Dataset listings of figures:
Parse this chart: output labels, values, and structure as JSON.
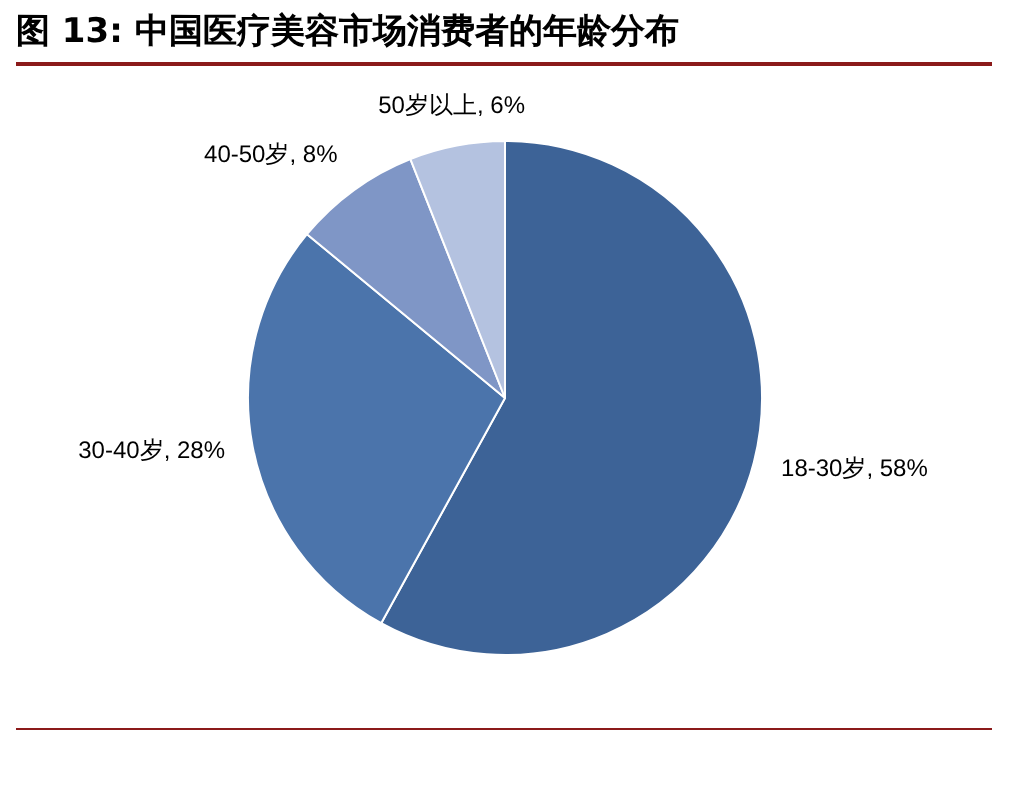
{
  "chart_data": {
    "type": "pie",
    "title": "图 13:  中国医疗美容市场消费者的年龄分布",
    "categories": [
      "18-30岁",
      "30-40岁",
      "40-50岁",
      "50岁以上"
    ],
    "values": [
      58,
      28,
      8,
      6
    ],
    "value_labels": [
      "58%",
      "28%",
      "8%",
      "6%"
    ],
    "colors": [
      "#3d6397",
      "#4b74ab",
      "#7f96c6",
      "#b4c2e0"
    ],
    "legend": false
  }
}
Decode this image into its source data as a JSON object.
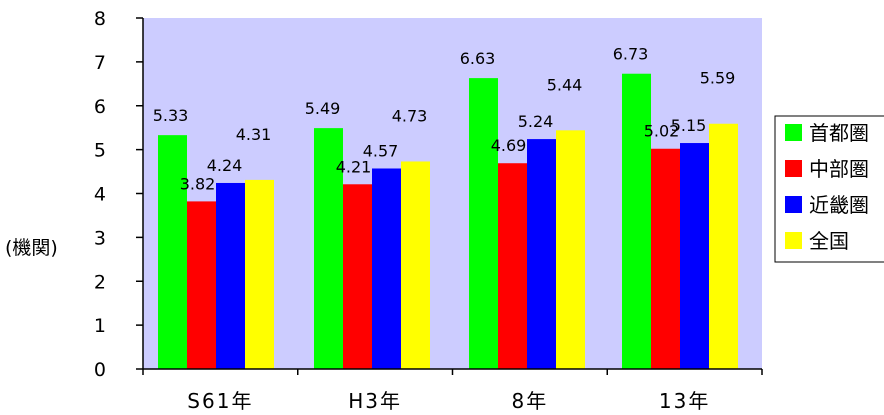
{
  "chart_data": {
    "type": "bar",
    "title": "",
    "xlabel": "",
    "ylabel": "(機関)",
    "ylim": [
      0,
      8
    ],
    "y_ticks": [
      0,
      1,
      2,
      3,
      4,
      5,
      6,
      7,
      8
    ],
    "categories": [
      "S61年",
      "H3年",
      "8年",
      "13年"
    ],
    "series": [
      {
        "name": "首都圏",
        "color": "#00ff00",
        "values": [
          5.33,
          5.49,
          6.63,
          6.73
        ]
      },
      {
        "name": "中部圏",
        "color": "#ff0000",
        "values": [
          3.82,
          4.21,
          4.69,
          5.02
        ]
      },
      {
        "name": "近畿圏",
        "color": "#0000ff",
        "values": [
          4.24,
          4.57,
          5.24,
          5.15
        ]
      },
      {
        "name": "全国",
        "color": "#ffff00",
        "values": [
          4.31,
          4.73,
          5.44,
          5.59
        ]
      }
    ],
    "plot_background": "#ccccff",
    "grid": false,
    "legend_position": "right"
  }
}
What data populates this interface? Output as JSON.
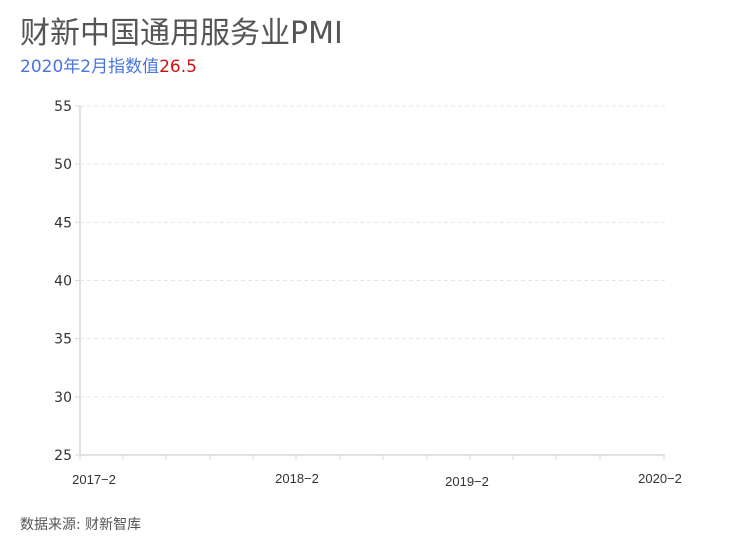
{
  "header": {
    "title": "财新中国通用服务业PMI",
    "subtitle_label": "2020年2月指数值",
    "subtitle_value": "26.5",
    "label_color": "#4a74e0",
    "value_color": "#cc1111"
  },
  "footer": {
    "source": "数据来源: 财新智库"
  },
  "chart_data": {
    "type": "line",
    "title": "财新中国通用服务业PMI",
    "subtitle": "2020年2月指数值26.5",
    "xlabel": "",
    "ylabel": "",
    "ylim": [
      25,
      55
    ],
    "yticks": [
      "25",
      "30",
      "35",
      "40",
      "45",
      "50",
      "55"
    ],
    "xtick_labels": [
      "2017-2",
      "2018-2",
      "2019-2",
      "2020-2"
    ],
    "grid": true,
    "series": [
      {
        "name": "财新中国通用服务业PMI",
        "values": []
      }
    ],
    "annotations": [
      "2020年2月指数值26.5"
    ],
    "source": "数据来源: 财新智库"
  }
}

= The exercise =
Find the lines holding "name" and list every one.

= Problem solution =
        "name": "首都圏",
        "name": "中部圏",
        "name": "近畿圏",
        "name": "全国",
        "name": "财新中国通用服务业PMI",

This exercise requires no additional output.